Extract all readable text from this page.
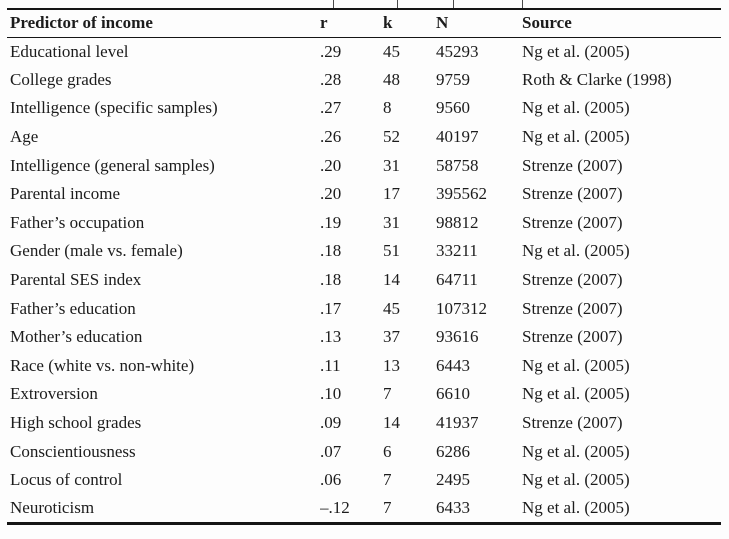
Predictor of income	r	k	N	Source
Educational level	.29	45	45293	Ng et al. (2005)
College grades	.28	48	9759	Roth & Clarke (1998)
Intelligence (specific samples)	.27	8	9560	Ng et al. (2005)
Age	.26	52	40197	Ng et al. (2005)
Intelligence (general samples)	.20	31	58758	Strenze (2007)
Parental income	.20	17	395562	Strenze (2007)
Father’s occupation	.19	31	98812	Strenze (2007)
Gender (male vs. female)	.18	51	33211	Ng et al. (2005)
Parental SES index	.18	14	64711	Strenze (2007)
Father’s education	.17	45	107312	Strenze (2007)
Mother’s education	.13	37	93616	Strenze (2007)
Race (white vs. non-white)	.11	13	6443	Ng et al. (2005)
Extroversion	.10	7	6610	Ng et al. (2005)
High school grades	.09	14	41937	Strenze (2007)
Conscientiousness	.07	6	6286	Ng et al. (2005)
Locus of control	.06	7	2495	Ng et al. (2005)
Neuroticism	–.12	7	6433	Ng et al. (2005)
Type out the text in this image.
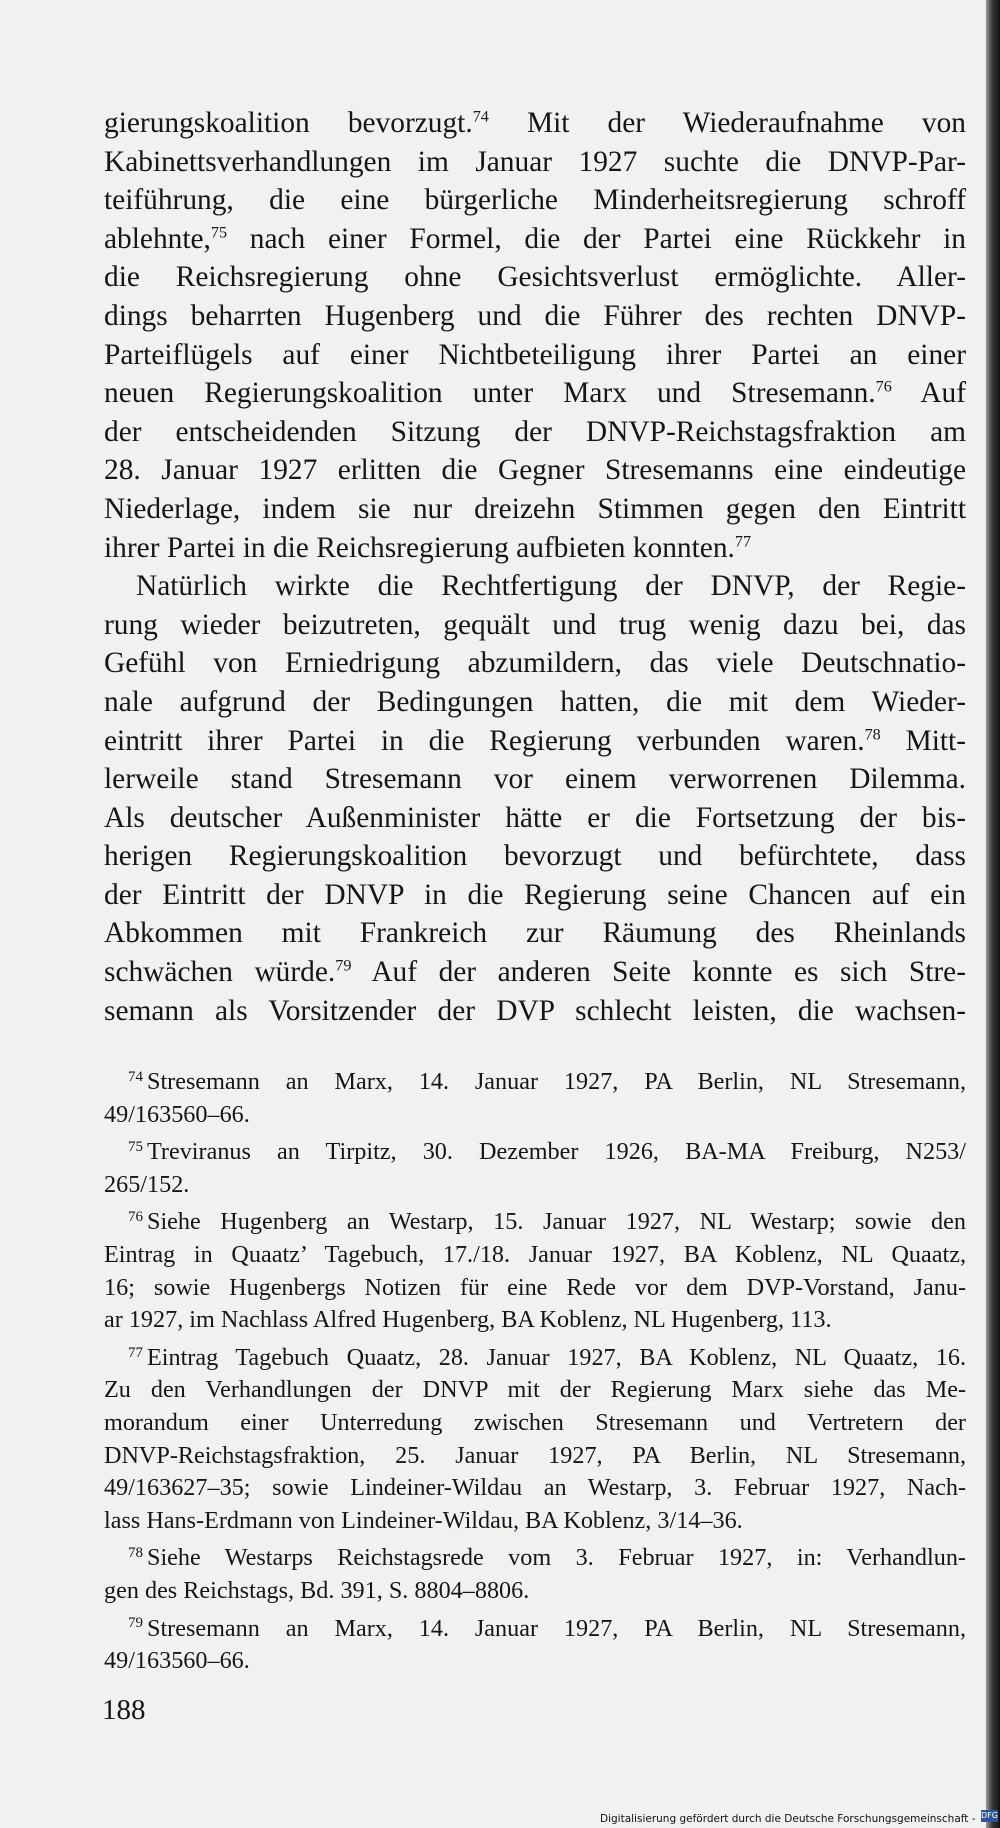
gierungskoalition bevorzugt.$^{74}$ Mit der Wiederaufnahme von
Kabinettsverhandlungen im Januar 1927 suchte die DNVP-Par-
teiführung, die eine bürgerliche Minderheitsregierung schroff
ablehnte,$^{75}$ nach einer Formel, die der Partei eine Rückkehr in
die Reichsregierung ohne Gesichtsverlust ermöglichte. Aller-
dings beharrten Hugenberg und die Führer des rechten DNVP-
Parteiflügels auf einer Nichtbeteiligung ihrer Partei an einer
neuen Regierungskoalition unter Marx und Stresemann.$^{76}$ Auf
der entscheidenden Sitzung der DNVP-Reichstagsfraktion am
28. Januar 1927 erlitten die Gegner Stresemanns eine eindeutige
Niederlage, indem sie nur dreizehn Stimmen gegen den Eintritt
ihrer Partei in die Reichsregierung aufbieten konnten.$^{77}$
Natürlich wirkte die Rechtfertigung der DNVP, der Regie-
rung wieder beizutreten, gequält und trug wenig dazu bei, das
Gefühl von Erniedrigung abzumildern, das viele Deutschnatio-
nale aufgrund der Bedingungen hatten, die mit dem Wieder-
eintritt ihrer Partei in die Regierung verbunden waren.$^{78}$ Mitt-
lerweile stand Stresemann vor einem verworrenen Dilemma.
Als deutscher Außenminister hätte er die Fortsetzung der bis-
herigen Regierungskoalition bevorzugt und befürchtete, dass
der Eintritt der DNVP in die Regierung seine Chancen auf ein
Abkommen mit Frankreich zur Räumung des Rheinlands
schwächen würde.$^{79}$ Auf der anderen Seite konnte es sich Stre-
semann als Vorsitzender der DVP schlecht leisten, die wachsen-
$^{74}$ Stresemann an Marx, 14. Januar 1927, PA Berlin, NL Stresemann,
49/163560–66.
$^{75}$ Treviranus an Tirpitz, 30. Dezember 1926, BA-MA Freiburg, N253/
265/152.
$^{76}$ Siehe Hugenberg an Westarp, 15. Januar 1927, NL Westarp; sowie den
Eintrag in Quaatz’ Tagebuch, 17./18. Januar 1927, BA Koblenz, NL Quaatz,
16; sowie Hugenbergs Notizen für eine Rede vor dem DVP-Vorstand, Janu-
ar 1927, im Nachlass Alfred Hugenberg, BA Koblenz, NL Hugenberg, 113.
$^{77}$ Eintrag Tagebuch Quaatz, 28. Januar 1927, BA Koblenz, NL Quaatz, 16.
Zu den Verhandlungen der DNVP mit der Regierung Marx siehe das Me-
morandum einer Unterredung zwischen Stresemann und Vertretern der
DNVP-Reichstagsfraktion, 25. Januar 1927, PA Berlin, NL Stresemann,
49/163627–35; sowie Lindeiner-Wildau an Westarp, 3. Februar 1927, Nach-
lass Hans-Erdmann von Lindeiner-Wildau, BA Koblenz, 3/14–36.
$^{78}$ Siehe Westarps Reichstagsrede vom 3. Februar 1927, in: Verhandlun-
gen des Reichstags, Bd. 391, S. 8804–8806.
$^{79}$ Stresemann an Marx, 14. Januar 1927, PA Berlin, NL Stresemann,
49/163560–66.
188
Digitalisierung gefördert durch die Deutsche Forschungsgemeinschaft - DFG
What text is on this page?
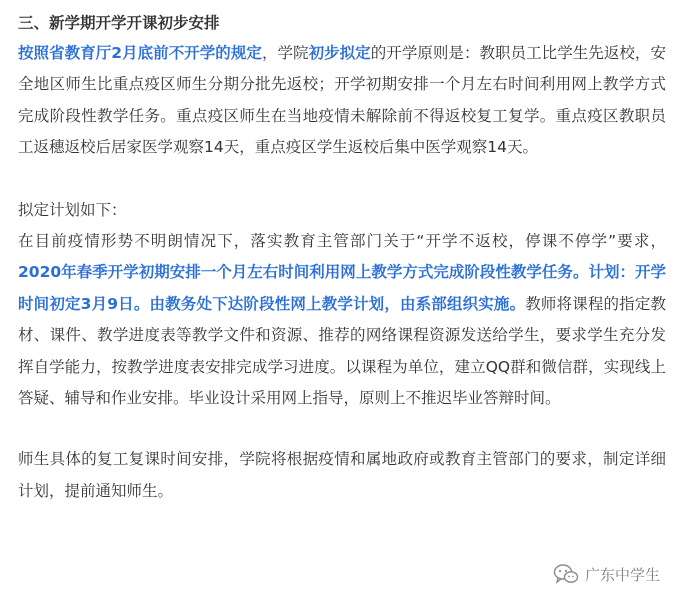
三、新学期开学开课初步安排

按照省教育厅2月底前不开学的规定，学院初步拟定的开学原则是：教职员工比学生先返校，安全地区师生比重点疫区师生分期分批先返校；开学初期安排一个月左右时间利用网上教学方式完成阶段性教学任务。重点疫区师生在当地疫情未解除前不得返校复工复学。重点疫区教职员工返穗返校后居家医学观察14天，重点疫区学生返校后集中医学观察14天。

拟定计划如下：

在目前疫情形势不明朗情况下，落实教育主管部门关于“开学不返校，停课不停学”要求，2020年春季开学初期安排一个月左右时间利用网上教学方式完成阶段性教学任务。计划：开学时间初定3月9日。由教务处下达阶段性网上教学计划，由系部组织实施。教师将课程的指定教材、课件、教学进度表等教学文件和资源、推荐的网络课程资源发送给学生，要求学生充分发挥自学能力，按教学进度表安排完成学习进度。以课程为单位，建立QQ群和微信群，实现线上答疑、辅导和作业安排。毕业设计采用网上指导，原则上不推迟毕业答辩时间。

师生具体的复工复课时间安排，学院将根据疫情和属地政府或教育主管部门的要求，制定详细计划，提前通知师生。

广东中学生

• Problem to solve:
Report only the count of lines that include the string "Wildau".

• Result below:
2